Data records
----------------

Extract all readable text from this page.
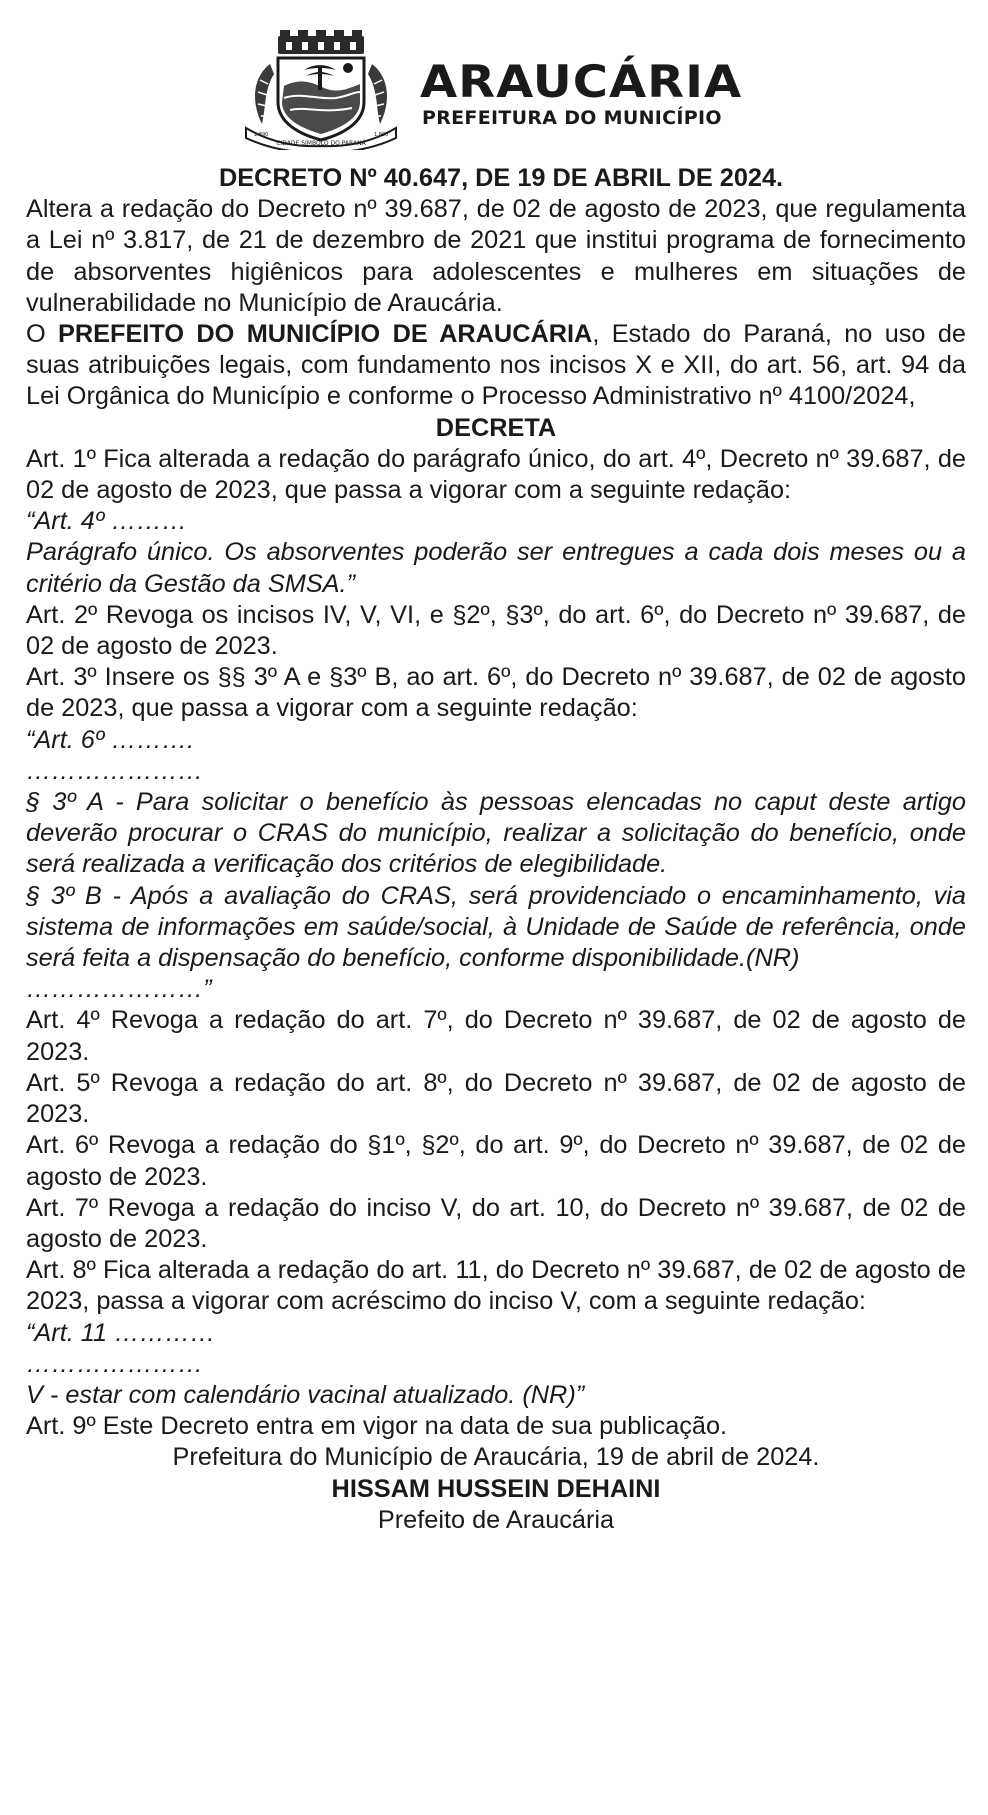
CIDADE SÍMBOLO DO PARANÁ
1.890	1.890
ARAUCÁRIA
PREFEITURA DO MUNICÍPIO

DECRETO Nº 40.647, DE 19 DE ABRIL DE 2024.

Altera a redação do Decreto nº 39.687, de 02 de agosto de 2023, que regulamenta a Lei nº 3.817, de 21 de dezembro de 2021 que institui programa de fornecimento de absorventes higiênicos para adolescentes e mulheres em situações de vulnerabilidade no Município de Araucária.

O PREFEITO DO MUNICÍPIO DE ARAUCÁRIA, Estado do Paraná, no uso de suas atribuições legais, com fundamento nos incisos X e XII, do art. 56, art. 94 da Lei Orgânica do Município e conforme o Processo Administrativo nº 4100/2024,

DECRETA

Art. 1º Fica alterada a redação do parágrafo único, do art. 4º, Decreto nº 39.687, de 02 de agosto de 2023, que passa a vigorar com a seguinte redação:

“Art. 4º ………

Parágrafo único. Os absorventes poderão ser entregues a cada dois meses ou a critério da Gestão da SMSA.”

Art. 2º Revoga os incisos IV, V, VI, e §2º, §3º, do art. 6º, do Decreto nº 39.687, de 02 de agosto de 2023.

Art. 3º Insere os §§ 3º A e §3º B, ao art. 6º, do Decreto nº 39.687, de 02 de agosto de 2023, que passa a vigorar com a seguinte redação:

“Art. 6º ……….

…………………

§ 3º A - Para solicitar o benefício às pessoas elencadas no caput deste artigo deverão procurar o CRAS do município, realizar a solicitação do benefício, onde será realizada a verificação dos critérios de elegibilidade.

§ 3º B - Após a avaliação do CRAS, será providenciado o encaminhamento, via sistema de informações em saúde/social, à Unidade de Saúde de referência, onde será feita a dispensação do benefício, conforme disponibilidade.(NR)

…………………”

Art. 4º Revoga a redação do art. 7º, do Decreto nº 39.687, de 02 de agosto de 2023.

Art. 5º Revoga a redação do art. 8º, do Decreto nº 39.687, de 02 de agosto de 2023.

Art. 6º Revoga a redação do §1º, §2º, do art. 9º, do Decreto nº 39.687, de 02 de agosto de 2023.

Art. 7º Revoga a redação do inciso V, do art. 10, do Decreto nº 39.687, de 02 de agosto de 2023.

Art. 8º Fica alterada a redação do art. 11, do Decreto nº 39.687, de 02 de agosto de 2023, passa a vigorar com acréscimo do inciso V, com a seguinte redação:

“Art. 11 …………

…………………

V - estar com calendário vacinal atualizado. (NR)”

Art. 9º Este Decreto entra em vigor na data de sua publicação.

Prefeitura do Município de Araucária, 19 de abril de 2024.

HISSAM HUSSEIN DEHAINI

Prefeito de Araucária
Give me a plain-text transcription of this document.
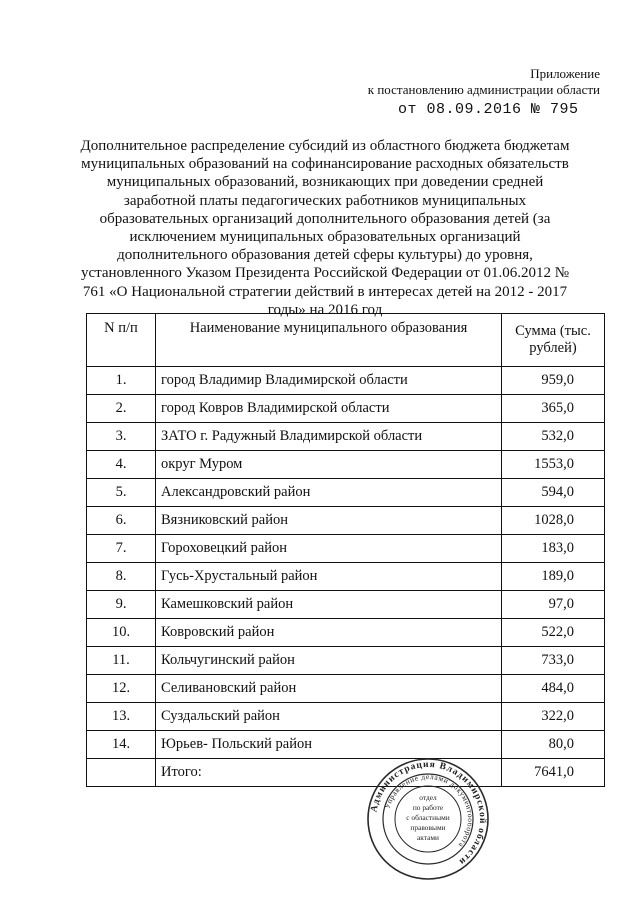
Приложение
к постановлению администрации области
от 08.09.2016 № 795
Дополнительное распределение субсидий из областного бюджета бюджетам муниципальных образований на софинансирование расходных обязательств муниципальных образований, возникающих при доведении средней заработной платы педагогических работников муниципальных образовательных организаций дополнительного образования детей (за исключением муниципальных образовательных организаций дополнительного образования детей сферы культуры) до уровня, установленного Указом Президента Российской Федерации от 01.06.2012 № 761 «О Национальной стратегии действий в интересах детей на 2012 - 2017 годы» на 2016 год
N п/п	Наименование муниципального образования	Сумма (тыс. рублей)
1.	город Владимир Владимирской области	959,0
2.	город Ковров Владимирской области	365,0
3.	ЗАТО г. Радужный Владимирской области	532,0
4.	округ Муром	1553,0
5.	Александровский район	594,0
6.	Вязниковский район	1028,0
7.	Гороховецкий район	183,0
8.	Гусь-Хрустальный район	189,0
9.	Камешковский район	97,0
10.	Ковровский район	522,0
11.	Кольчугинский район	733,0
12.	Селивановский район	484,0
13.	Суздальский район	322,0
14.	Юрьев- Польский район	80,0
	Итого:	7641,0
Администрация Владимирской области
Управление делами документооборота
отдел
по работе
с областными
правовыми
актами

----------------

**What the exercise asks:** Identify the lines of the data that contain the word "passa". Copy each of them.

**Full output:**
Art. 1º Fica alterada a redação do parágrafo único, do art. 4º, Decreto nº 39.687, de 02 de agosto de 2023, que passa a vigorar com a seguinte redação:
Art. 3º Insere os §§ 3º A e §3º B, ao art. 6º, do Decreto nº 39.687, de 02 de agosto de 2023, que passa a vigorar com a seguinte redação:
Art. 8º Fica alterada a redação do art. 11, do Decreto nº 39.687, de 02 de agosto de 2023, passa a vigorar com acréscimo do inciso V, com a seguinte redação:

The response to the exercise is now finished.